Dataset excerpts

┏━━

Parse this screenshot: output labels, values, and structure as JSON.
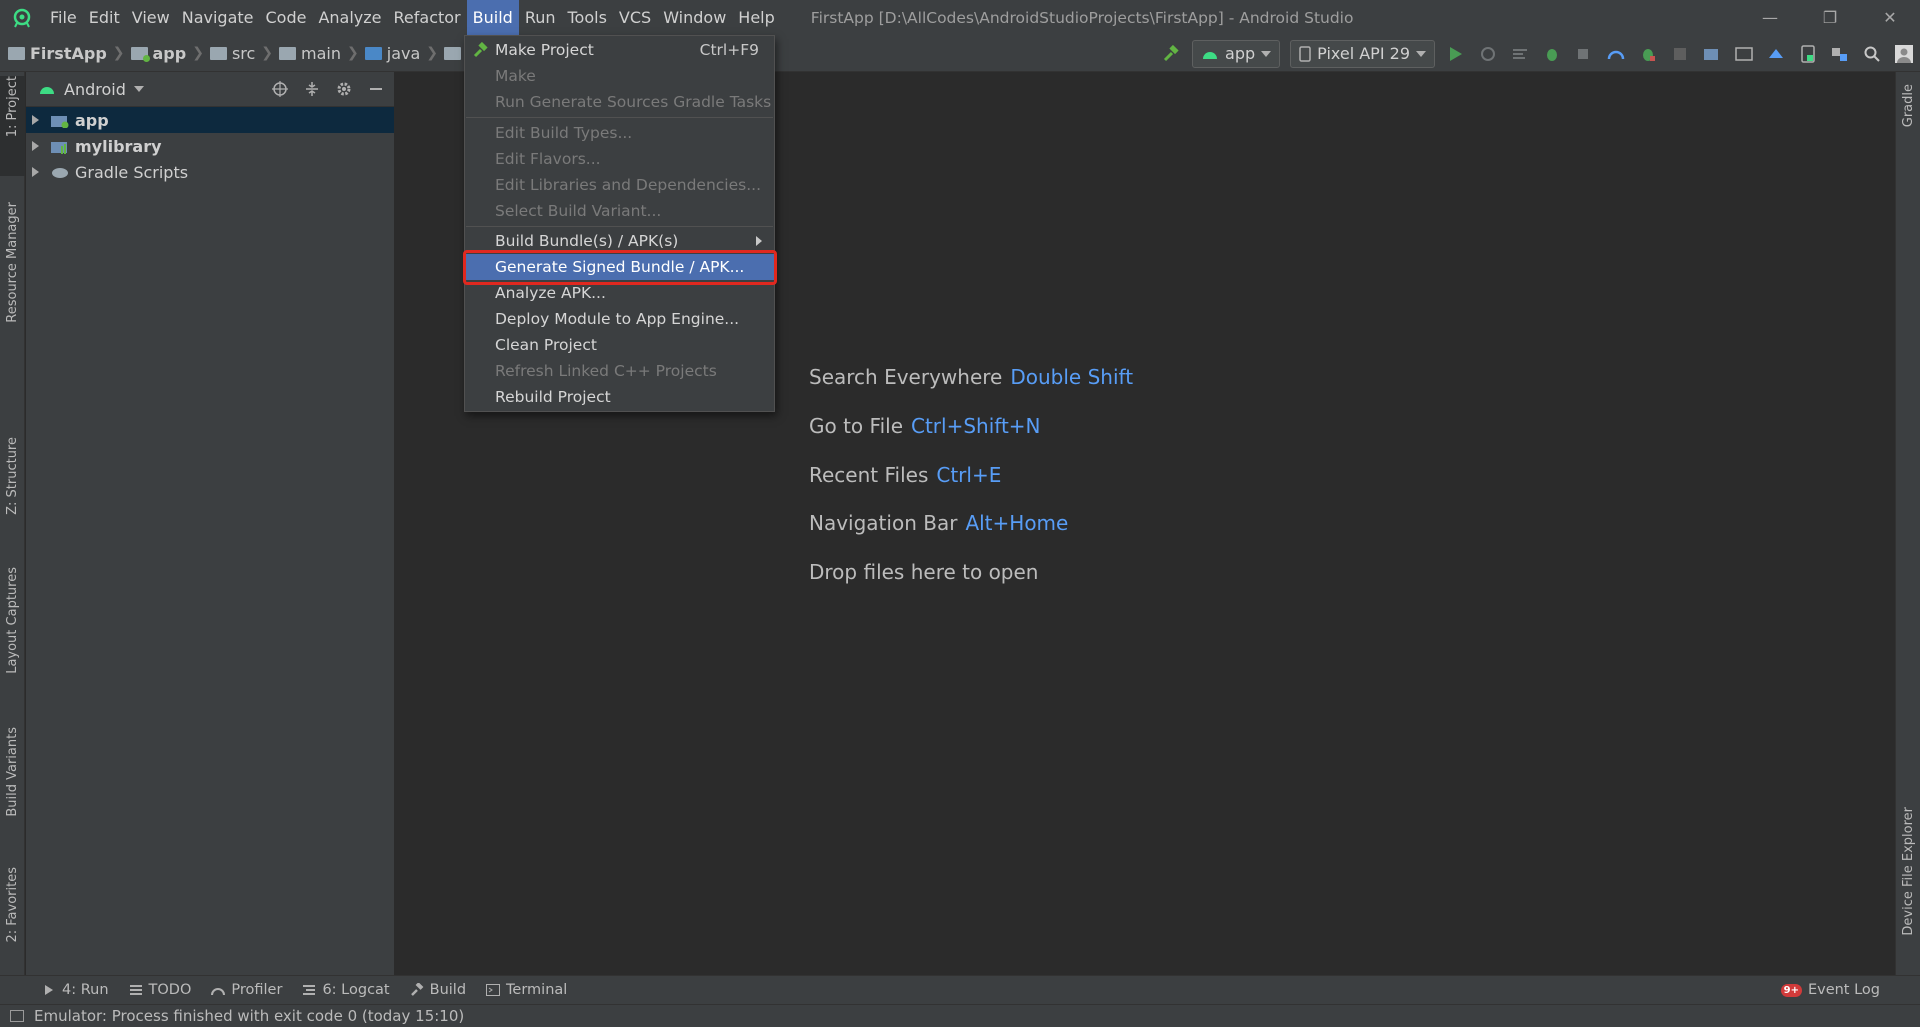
{
  "menubar": {
    "items": [
      "File",
      "Edit",
      "View",
      "Navigate",
      "Code",
      "Analyze",
      "Refactor",
      "Build",
      "Run",
      "Tools",
      "VCS",
      "Window",
      "Help"
    ],
    "active_item": "Build",
    "window_title": "FirstApp [D:\\AllCodes\\AndroidStudioProjects\\FirstApp] - Android Studio",
    "minimize": "—",
    "restore": "❐",
    "close": "✕"
  },
  "breadcrumb": {
    "items": [
      "FirstApp",
      "app",
      "src",
      "main",
      "java",
      "com"
    ]
  },
  "toolbar": {
    "run_config": "app",
    "device": "Pixel API 29"
  },
  "left_tabs": {
    "project": "1: Project",
    "resource_manager": "Resource Manager",
    "structure": "Z: Structure",
    "layout_captures": "Layout Captures",
    "build_variants": "Build Variants",
    "favorites": "2: Favorites"
  },
  "right_tabs": {
    "gradle": "Gradle",
    "device_file_explorer": "Device File Explorer"
  },
  "project_panel": {
    "view_mode": "Android",
    "tree": [
      {
        "label": "app",
        "bold": true,
        "selected": true
      },
      {
        "label": "mylibrary",
        "bold": true,
        "selected": false
      },
      {
        "label": "Gradle Scripts",
        "bold": false,
        "selected": false
      }
    ]
  },
  "build_menu": {
    "items": [
      {
        "label": "Make Project",
        "shortcut": "Ctrl+F9",
        "disabled": false
      },
      {
        "label": "Make",
        "shortcut": "",
        "disabled": true
      },
      {
        "label": "Run Generate Sources Gradle Tasks",
        "shortcut": "",
        "disabled": true
      },
      {
        "label": "Edit Build Types...",
        "shortcut": "",
        "disabled": true
      },
      {
        "label": "Edit Flavors...",
        "shortcut": "",
        "disabled": true
      },
      {
        "label": "Edit Libraries and Dependencies...",
        "shortcut": "",
        "disabled": true
      },
      {
        "label": "Select Build Variant...",
        "shortcut": "",
        "disabled": true
      },
      {
        "label": "Build Bundle(s) / APK(s)",
        "shortcut": "",
        "disabled": false,
        "submenu": true
      },
      {
        "label": "Generate Signed Bundle / APK...",
        "shortcut": "",
        "disabled": false,
        "highlighted": true
      },
      {
        "label": "Analyze APK...",
        "shortcut": "",
        "disabled": false
      },
      {
        "label": "Deploy Module to App Engine...",
        "shortcut": "",
        "disabled": false
      },
      {
        "label": "Clean Project",
        "shortcut": "",
        "disabled": false
      },
      {
        "label": "Refresh Linked C++ Projects",
        "shortcut": "",
        "disabled": true
      },
      {
        "label": "Rebuild Project",
        "shortcut": "",
        "disabled": false
      }
    ]
  },
  "editor_hints": [
    {
      "label": "Search Everywhere",
      "key": "Double Shift"
    },
    {
      "label": "Go to File",
      "key": "Ctrl+Shift+N"
    },
    {
      "label": "Recent Files",
      "key": "Ctrl+E"
    },
    {
      "label": "Navigation Bar",
      "key": "Alt+Home"
    },
    {
      "label": "Drop files here to open",
      "key": ""
    }
  ],
  "bottom_tools": {
    "run": "4: Run",
    "todo": "TODO",
    "profiler": "Profiler",
    "logcat": "6: Logcat",
    "build": "Build",
    "terminal": "Terminal",
    "event_log": "Event Log",
    "event_badge": "9+"
  },
  "status": {
    "message": "Emulator: Process finished with exit code 0 (today 15:10)"
  },
  "colors": {
    "accent": "#4b6eaf",
    "highlight_border": "#e0281f",
    "hint_key": "#589df6",
    "android_green": "#3ddc84"
  }
}
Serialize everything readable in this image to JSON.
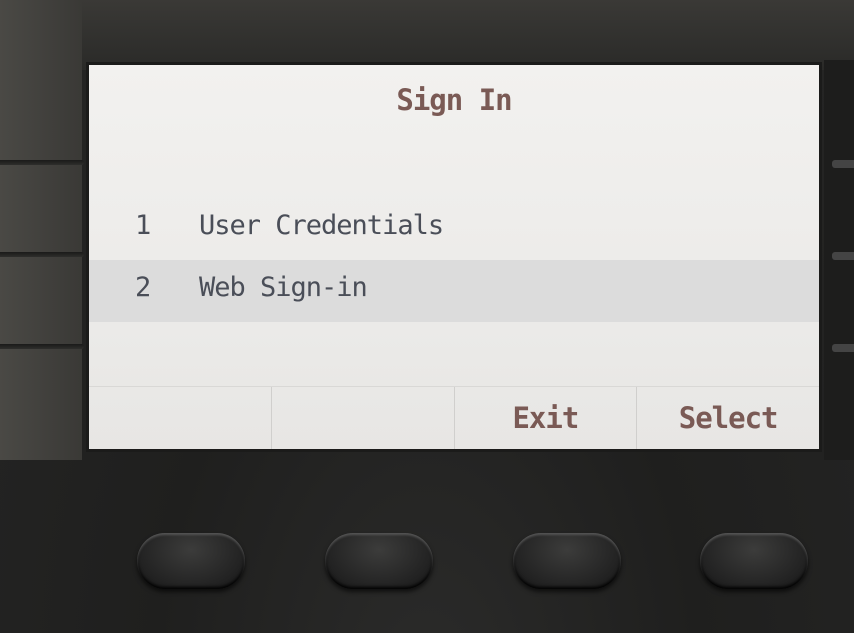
{
  "screen": {
    "title": "Sign In",
    "menu": [
      {
        "number": "1",
        "label": "User Credentials",
        "selected": false
      },
      {
        "number": "2",
        "label": "Web Sign-in",
        "selected": true
      }
    ],
    "softkeys": [
      "",
      "",
      "Exit",
      "Select"
    ]
  },
  "colors": {
    "title_color": "#7a5a55",
    "item_color": "#4a4e58",
    "selected_bg": "#dcdcdc"
  }
}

┗━━

--- Do this ---
Set down the complete material exactly, but do not include the images.

--- Complete output ---
Parse this screenshot: output labels, values, and structure as JSON.
{
  "menubar": {
    "items": [
      "File",
      "Edit",
      "View",
      "Navigate",
      "Code",
      "Analyze",
      "Refactor",
      "Build",
      "Run",
      "Tools",
      "VCS",
      "Window",
      "Help"
    ],
    "active_item": "Build",
    "window_title": "FirstApp [D:\\AllCodes\\AndroidStudioProjects\\FirstApp] - Android Studio",
    "minimize": "—",
    "restore": "❐",
    "close": "✕"
  },
  "breadcrumb": {
    "items": [
      "FirstApp",
      "app",
      "src",
      "main",
      "java",
      "com"
    ]
  },
  "toolbar": {
    "run_config": "app",
    "device": "Pixel API 29"
  },
  "left_tabs": {
    "project": "1: Project",
    "resource_manager": "Resource Manager",
    "structure": "Z: Structure",
    "layout_captures": "Layout Captures",
    "build_variants": "Build Variants",
    "favorites": "2: Favorites"
  },
  "right_tabs": {
    "gradle": "Gradle",
    "device_file_explorer": "Device File Explorer"
  },
  "project_panel": {
    "view_mode": "Android",
    "tree": [
      {
        "label": "app",
        "bold": true,
        "selected": true
      },
      {
        "label": "mylibrary",
        "bold": true,
        "selected": false
      },
      {
        "label": "Gradle Scripts",
        "bold": false,
        "selected": false
      }
    ]
  },
  "build_menu": {
    "items": [
      {
        "label": "Make Project",
        "shortcut": "Ctrl+F9",
        "disabled": false
      },
      {
        "label": "Make",
        "shortcut": "",
        "disabled": true
      },
      {
        "label": "Run Generate Sources Gradle Tasks",
        "shortcut": "",
        "disabled": true
      },
      {
        "label": "Edit Build Types...",
        "shortcut": "",
        "disabled": true
      },
      {
        "label": "Edit Flavors...",
        "shortcut": "",
        "disabled": true
      },
      {
        "label": "Edit Libraries and Dependencies...",
        "shortcut": "",
        "disabled": true
      },
      {
        "label": "Select Build Variant...",
        "shortcut": "",
        "disabled": true
      },
      {
        "label": "Build Bundle(s) / APK(s)",
        "shortcut": "",
        "disabled": false,
        "submenu": true
      },
      {
        "label": "Generate Signed Bundle / APK...",
        "shortcut": "",
        "disabled": false,
        "highlighted": true
      },
      {
        "label": "Analyze APK...",
        "shortcut": "",
        "disabled": false
      },
      {
        "label": "Deploy Module to App Engine...",
        "shortcut": "",
        "disabled": false
      },
      {
        "label": "Clean Project",
        "shortcut": "",
        "disabled": false
      },
      {
        "label": "Refresh Linked C++ Projects",
        "shortcut": "",
        "disabled": true
      },
      {
        "label": "Rebuild Project",
        "shortcut": "",
        "disabled": false
      }
    ]
  },
  "editor_hints": [
    {
      "label": "Search Everywhere",
      "key": "Double Shift"
    },
    {
      "label": "Go to File",
      "key": "Ctrl+Shift+N"
    },
    {
      "label": "Recent Files",
      "key": "Ctrl+E"
    },
    {
      "label": "Navigation Bar",
      "key": "Alt+Home"
    },
    {
      "label": "Drop files here to open",
      "key": ""
    }
  ],
  "bottom_tools": {
    "run": "4: Run",
    "todo": "TODO",
    "profiler": "Profiler",
    "logcat": "6: Logcat",
    "build": "Build",
    "terminal": "Terminal",
    "event_log": "Event Log",
    "event_badge": "9+"
  },
  "status": {
    "message": "Emulator: Process finished with exit code 0 (today 15:10)"
  },
  "colors": {
    "accent": "#4b6eaf",
    "highlight_border": "#e0281f",
    "hint_key": "#589df6",
    "android_green": "#3ddc84"
  }
}
Serialize everything readable in this image to JSON.
{
  "screen": {
    "title": "Sign In",
    "menu": [
      {
        "number": "1",
        "label": "User Credentials",
        "selected": false
      },
      {
        "number": "2",
        "label": "Web Sign-in",
        "selected": true
      }
    ],
    "softkeys": [
      "",
      "",
      "Exit",
      "Select"
    ]
  },
  "colors": {
    "title_color": "#7a5a55",
    "item_color": "#4a4e58",
    "selected_bg": "#dcdcdc"
  }
}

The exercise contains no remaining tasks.